* [Extracted material]
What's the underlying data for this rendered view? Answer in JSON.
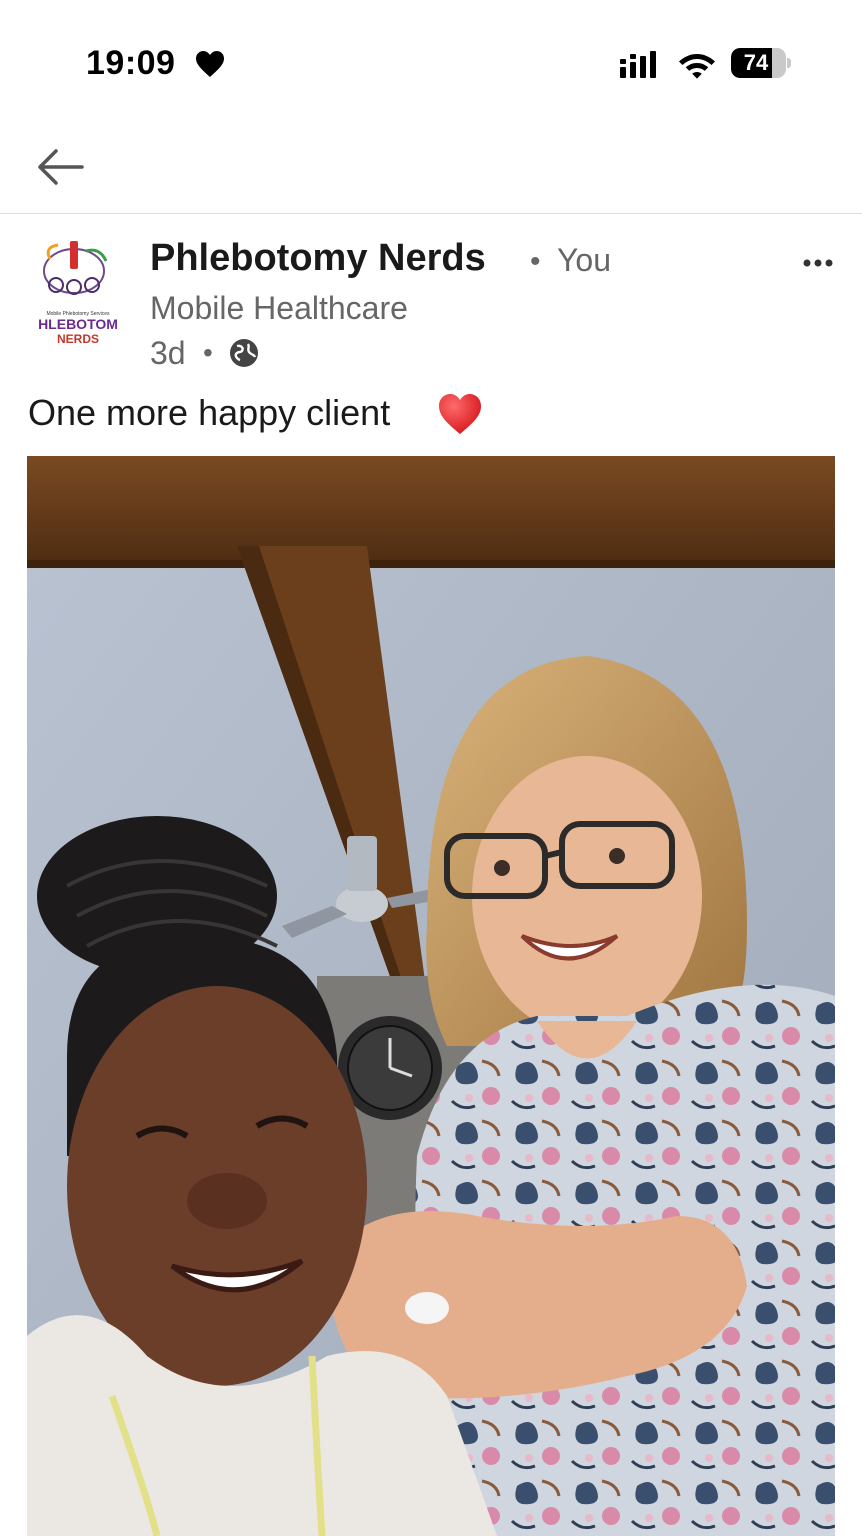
{
  "status_bar": {
    "time": "19:09",
    "battery_level": "74",
    "battery_fraction": 0.74,
    "icons": [
      "heart-icon",
      "signal-icon",
      "wifi-icon",
      "battery-icon"
    ]
  },
  "nav": {
    "back_icon": "arrow-left-icon"
  },
  "post": {
    "author": "Phlebotomy Nerds",
    "separator": "•",
    "relation": "You",
    "tagline": "Mobile Healthcare",
    "age": "3d",
    "visibility_icon": "globe-icon",
    "more_icon": "more-horizontal-icon",
    "text": "One more happy client",
    "text_emoji": "red-heart-emoji",
    "logo_text": "PHLEBOTOMY NERDS"
  },
  "colors": {
    "text_primary": "#1a1a1a",
    "text_secondary": "#666666",
    "divider": "#dedede",
    "heart_red": "#e0262c"
  }
}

* [Work instructions] Copy, from the material, each line that holds the string "more".

* [Task answer]
    "more_icon": "more-horizontal-icon",
    "text": "One more happy client",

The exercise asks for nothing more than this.